---- Data lines
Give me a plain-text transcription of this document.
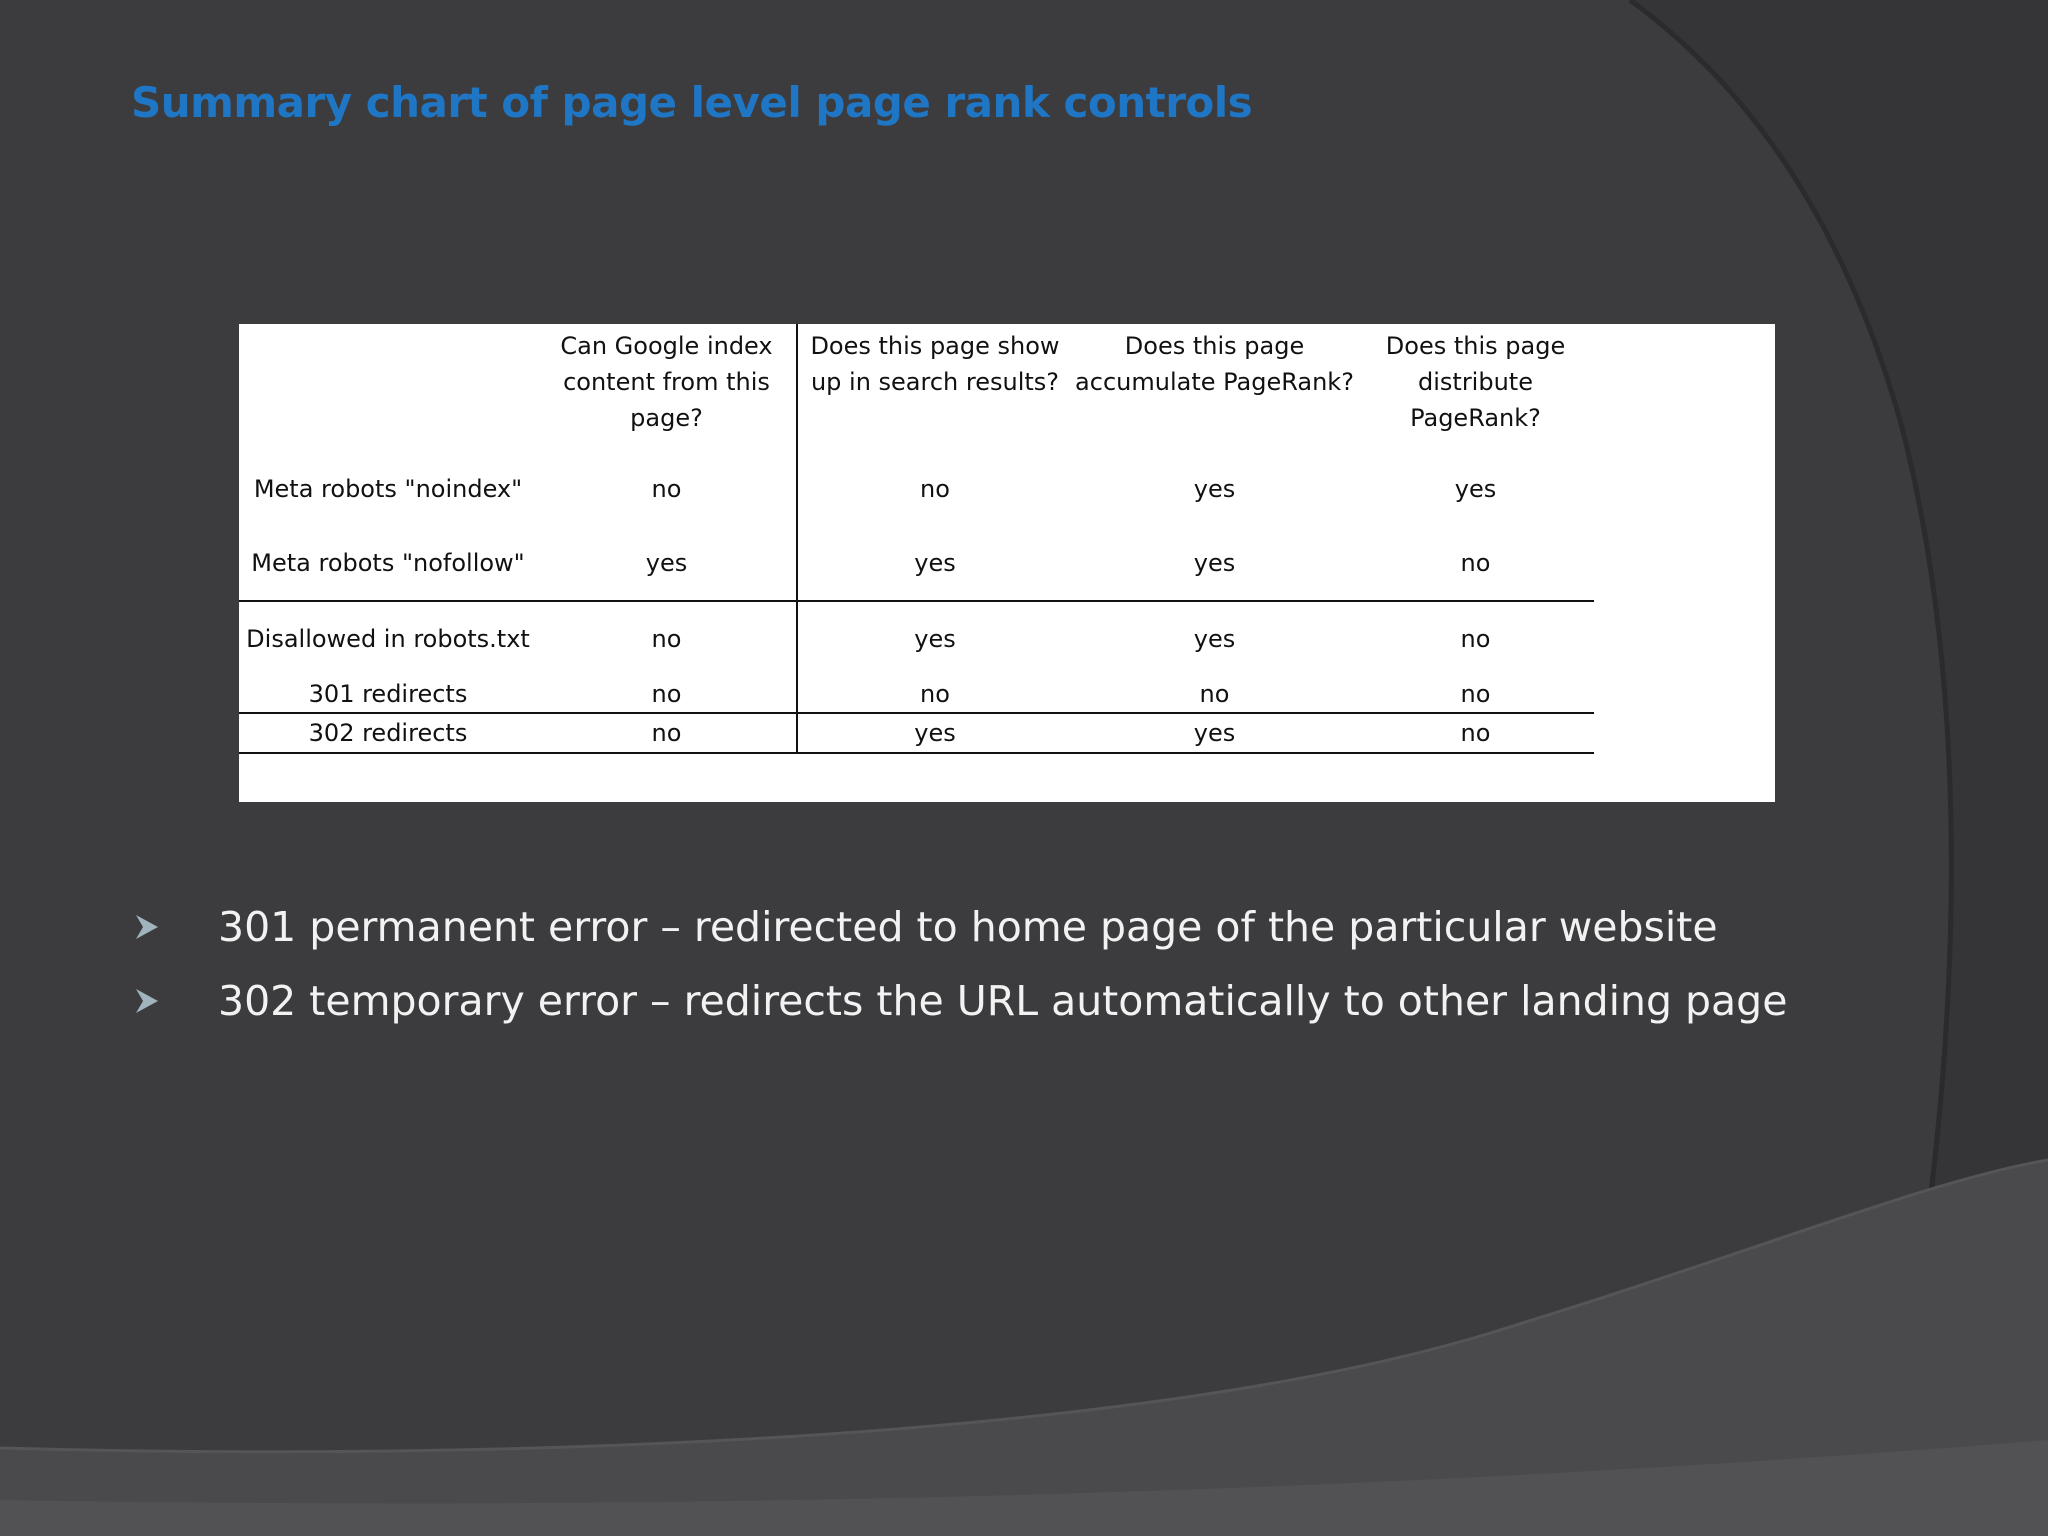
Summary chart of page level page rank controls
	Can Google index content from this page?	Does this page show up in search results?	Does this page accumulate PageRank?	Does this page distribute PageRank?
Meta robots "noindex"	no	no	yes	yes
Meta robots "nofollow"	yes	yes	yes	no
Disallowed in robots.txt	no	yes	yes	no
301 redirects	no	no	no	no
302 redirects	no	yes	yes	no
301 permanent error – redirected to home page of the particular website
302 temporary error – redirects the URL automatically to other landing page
--------
# [Goal]
Please transcribe the material above exactly as written. Leave the pictures out.

# [Answer to this exercise]
Give me a plain-text transcription of this document.
Summary chart of page level page rank controls
	Can Google index content from this page?	Does this page show up in search results?	Does this page accumulate PageRank?	Does this page distribute PageRank?
Meta robots "noindex"	no	no	yes	yes
Meta robots "nofollow"	yes	yes	yes	no
Disallowed in robots.txt	no	yes	yes	no
301 redirects	no	no	no	no
302 redirects	no	yes	yes	no
301 permanent error – redirected to home page of the particular website
302 temporary error – redirects the URL automatically to other landing page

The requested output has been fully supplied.